_Your instructions_
Copy out, exactly as written, only the line containing "Transcribe the text in this document." and the lines after it through the end of the records.

_Information shown_
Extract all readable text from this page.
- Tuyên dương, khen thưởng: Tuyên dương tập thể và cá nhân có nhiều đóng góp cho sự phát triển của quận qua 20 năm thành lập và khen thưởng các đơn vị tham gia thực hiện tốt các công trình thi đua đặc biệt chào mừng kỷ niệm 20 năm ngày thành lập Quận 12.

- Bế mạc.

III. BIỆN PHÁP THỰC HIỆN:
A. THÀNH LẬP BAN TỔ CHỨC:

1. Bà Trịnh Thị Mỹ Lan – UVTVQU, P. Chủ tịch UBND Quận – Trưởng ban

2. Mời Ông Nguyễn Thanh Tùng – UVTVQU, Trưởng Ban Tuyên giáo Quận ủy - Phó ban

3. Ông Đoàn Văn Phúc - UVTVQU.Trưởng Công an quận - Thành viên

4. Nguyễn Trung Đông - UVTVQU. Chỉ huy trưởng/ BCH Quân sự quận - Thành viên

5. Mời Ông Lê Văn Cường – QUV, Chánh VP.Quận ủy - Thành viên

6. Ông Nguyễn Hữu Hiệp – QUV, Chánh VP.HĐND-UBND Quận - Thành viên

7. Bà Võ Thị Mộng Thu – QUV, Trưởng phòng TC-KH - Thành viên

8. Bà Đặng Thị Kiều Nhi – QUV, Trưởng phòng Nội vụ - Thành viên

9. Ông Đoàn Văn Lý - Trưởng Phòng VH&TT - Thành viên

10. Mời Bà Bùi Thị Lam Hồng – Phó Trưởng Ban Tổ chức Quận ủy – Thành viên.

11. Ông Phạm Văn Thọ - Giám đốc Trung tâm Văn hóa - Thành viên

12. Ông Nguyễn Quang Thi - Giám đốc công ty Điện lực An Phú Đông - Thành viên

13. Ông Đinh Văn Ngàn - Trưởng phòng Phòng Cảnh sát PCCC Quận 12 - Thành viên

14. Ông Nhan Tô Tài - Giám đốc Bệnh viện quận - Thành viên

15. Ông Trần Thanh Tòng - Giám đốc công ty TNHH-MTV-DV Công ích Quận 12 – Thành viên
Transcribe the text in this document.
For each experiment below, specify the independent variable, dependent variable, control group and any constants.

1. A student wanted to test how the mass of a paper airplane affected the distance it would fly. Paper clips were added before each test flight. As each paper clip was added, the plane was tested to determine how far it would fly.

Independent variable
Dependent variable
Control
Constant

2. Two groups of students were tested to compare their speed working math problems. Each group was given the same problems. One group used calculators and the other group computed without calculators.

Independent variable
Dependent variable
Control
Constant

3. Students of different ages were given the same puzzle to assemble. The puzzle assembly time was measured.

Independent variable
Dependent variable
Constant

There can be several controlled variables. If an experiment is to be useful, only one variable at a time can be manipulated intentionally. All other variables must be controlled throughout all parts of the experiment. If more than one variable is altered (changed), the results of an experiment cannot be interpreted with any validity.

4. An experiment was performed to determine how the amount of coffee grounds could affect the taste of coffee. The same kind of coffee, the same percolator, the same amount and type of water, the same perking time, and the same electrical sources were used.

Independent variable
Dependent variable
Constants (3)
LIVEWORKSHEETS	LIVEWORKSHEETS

_Problem solution_
Transcribe the text in this document.
For each experiment below, specify the independent variable, dependent variable, control group and any constants.

1. A student wanted to test how the mass of a paper airplane affected the distance it would fly. Paper clips were added before each test flight. As each paper clip was added, the plane was tested to determine how far it would fly.

Independent variable
Dependent variable
Control
Constant

2. Two groups of students were tested to compare their speed working math problems. Each group was given the same problems. One group used calculators and the other group computed without calculators.

Independent variable
Dependent variable
Control
Constant

3. Students of different ages were given the same puzzle to assemble. The puzzle assembly time was measured.

Independent variable
Dependent variable
Constant

There can be several controlled variables. If an experiment is to be useful, only one variable at a time can be manipulated intentionally. All other variables must be controlled throughout all parts of the experiment. If more than one variable is altered (changed), the results of an experiment cannot be interpreted with any validity.

4. An experiment was performed to determine how the amount of coffee grounds could affect the taste of coffee. The same kind of coffee, the same percolator, the same amount and type of water, the same perking time, and the same electrical sources were used.

Independent variable
Dependent variable
Constants (3)
LIVEWORKSHEETS	LIVEWORKSHEETS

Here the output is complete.